[start of Provided data]
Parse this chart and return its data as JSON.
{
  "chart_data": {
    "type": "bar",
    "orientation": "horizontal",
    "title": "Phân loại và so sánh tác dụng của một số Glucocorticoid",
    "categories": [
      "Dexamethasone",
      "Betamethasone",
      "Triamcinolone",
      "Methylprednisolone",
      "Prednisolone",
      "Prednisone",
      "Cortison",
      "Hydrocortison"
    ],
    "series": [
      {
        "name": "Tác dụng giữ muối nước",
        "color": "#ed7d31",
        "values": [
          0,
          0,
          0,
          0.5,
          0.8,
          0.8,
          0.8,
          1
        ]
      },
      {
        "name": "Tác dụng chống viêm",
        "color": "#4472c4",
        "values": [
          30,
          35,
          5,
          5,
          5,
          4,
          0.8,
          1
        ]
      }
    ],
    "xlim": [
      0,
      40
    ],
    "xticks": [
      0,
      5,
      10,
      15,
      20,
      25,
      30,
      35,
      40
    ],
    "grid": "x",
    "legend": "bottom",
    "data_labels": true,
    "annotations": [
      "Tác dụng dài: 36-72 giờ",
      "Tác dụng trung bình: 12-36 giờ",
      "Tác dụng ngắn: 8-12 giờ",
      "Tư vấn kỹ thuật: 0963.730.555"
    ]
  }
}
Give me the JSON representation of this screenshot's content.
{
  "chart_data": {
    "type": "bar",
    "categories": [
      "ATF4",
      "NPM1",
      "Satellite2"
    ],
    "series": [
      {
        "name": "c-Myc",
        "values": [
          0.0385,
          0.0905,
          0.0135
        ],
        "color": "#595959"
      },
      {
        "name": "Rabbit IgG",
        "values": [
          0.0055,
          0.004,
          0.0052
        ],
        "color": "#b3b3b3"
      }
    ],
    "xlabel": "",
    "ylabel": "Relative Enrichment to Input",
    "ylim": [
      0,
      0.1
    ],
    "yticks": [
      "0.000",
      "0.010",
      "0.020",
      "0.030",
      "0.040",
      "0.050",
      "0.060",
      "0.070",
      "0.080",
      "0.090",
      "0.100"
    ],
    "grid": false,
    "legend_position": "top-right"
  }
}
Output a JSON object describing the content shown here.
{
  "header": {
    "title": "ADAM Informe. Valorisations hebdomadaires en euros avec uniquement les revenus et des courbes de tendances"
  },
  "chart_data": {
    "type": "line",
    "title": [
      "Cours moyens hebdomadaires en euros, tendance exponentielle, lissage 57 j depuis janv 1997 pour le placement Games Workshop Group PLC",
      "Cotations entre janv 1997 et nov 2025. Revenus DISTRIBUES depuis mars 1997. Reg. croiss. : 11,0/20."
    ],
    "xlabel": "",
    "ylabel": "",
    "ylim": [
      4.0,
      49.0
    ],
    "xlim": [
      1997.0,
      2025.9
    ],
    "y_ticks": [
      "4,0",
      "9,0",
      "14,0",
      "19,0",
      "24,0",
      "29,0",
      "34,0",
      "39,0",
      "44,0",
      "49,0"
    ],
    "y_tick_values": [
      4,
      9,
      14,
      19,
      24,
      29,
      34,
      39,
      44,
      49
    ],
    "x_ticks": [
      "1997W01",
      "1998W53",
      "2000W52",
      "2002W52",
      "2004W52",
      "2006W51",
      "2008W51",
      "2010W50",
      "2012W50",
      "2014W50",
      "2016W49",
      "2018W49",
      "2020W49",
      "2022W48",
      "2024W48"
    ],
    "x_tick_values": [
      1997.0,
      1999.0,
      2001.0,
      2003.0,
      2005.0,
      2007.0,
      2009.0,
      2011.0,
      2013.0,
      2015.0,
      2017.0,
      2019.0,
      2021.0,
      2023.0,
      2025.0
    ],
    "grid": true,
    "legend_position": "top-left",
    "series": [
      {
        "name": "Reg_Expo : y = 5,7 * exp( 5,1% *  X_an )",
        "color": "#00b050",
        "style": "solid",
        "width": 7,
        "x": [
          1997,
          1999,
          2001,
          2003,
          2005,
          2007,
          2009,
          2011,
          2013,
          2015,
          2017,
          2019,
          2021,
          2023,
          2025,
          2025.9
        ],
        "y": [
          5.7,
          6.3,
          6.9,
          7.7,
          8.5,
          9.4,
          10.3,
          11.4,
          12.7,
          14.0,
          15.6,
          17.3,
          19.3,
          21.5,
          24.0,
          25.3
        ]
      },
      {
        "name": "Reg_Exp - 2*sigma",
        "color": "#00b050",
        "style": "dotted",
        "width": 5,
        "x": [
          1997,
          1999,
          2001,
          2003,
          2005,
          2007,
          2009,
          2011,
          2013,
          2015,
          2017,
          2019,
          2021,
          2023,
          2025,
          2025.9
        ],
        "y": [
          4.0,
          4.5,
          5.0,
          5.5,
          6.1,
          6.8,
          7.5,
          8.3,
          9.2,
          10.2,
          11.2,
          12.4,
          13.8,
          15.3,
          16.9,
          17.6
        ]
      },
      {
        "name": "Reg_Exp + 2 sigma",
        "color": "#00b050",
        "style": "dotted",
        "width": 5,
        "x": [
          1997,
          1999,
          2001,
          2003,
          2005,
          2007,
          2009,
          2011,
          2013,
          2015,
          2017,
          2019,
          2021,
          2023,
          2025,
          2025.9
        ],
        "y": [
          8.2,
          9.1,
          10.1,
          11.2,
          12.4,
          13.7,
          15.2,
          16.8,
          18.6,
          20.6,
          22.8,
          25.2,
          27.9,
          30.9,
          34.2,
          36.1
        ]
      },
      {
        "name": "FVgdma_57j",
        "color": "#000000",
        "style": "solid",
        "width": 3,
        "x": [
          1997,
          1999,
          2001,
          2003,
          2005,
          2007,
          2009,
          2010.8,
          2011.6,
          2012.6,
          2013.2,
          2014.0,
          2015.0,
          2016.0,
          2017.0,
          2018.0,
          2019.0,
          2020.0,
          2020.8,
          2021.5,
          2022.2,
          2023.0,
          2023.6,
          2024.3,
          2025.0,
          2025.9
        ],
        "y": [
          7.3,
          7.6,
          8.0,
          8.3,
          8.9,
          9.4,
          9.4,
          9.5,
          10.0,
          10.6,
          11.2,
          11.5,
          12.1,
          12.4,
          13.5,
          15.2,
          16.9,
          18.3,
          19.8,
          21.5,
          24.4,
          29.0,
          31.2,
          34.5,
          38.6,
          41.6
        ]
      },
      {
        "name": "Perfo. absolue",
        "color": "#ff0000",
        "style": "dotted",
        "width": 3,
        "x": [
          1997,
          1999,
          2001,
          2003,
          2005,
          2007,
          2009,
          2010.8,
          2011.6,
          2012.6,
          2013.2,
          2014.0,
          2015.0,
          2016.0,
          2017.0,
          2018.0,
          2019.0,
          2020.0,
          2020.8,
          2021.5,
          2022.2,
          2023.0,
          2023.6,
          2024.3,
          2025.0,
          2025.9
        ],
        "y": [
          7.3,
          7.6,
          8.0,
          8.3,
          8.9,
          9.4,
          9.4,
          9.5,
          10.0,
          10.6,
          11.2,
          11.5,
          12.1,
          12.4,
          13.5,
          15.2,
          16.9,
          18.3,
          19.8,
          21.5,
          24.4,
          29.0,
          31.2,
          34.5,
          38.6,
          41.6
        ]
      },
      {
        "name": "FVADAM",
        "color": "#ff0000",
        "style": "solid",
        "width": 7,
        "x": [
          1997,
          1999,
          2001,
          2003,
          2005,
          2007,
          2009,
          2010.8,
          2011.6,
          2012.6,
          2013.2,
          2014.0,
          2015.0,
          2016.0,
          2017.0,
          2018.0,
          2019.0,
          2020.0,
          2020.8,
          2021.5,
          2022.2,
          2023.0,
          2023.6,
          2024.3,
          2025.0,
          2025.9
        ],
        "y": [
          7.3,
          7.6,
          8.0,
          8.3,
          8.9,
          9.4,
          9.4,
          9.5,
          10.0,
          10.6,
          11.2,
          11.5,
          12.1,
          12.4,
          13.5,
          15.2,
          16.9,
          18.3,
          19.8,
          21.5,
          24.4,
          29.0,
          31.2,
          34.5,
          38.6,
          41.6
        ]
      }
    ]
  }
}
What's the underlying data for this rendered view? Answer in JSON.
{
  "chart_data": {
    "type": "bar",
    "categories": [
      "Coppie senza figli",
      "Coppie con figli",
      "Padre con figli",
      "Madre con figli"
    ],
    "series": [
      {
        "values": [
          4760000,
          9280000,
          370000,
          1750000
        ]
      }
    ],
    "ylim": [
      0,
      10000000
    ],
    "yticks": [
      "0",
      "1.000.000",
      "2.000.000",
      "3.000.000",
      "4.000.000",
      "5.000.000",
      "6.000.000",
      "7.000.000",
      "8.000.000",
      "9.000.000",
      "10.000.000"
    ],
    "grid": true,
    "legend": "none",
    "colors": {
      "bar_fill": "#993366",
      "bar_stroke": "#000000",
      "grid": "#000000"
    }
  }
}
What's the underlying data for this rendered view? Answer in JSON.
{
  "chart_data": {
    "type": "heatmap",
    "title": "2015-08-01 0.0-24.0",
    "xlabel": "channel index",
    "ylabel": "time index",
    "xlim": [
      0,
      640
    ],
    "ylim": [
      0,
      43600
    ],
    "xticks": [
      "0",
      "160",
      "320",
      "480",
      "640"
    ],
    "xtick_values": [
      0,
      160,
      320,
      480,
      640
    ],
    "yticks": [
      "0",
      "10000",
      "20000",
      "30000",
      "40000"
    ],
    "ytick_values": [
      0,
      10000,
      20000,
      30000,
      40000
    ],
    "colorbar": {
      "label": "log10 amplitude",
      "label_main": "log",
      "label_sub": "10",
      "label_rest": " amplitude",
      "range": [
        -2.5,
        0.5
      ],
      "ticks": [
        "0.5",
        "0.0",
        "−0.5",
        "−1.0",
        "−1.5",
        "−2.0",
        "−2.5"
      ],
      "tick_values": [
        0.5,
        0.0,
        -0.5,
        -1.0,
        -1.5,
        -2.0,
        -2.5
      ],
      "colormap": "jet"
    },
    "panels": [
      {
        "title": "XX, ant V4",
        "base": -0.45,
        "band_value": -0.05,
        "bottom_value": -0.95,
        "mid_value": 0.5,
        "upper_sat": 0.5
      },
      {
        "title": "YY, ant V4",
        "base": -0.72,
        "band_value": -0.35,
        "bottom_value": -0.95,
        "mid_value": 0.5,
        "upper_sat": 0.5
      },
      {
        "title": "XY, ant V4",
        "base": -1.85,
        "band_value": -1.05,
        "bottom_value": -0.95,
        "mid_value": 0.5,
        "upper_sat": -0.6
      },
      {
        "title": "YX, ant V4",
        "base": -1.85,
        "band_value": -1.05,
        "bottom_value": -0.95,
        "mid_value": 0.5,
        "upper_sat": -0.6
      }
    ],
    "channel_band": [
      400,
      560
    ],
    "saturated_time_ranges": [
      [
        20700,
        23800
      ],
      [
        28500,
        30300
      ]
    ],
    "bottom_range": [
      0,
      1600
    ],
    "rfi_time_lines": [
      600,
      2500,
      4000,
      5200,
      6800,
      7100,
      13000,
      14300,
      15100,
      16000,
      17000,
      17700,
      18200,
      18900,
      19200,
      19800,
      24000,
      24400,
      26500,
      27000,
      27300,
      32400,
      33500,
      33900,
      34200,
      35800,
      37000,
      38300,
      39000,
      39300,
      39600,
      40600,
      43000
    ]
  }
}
[end of Provided data]
◆ What is expected
A line counts if it holds the word "figli". Work out how many lines in the listing count, and give only that number.

◆ Result for this task
4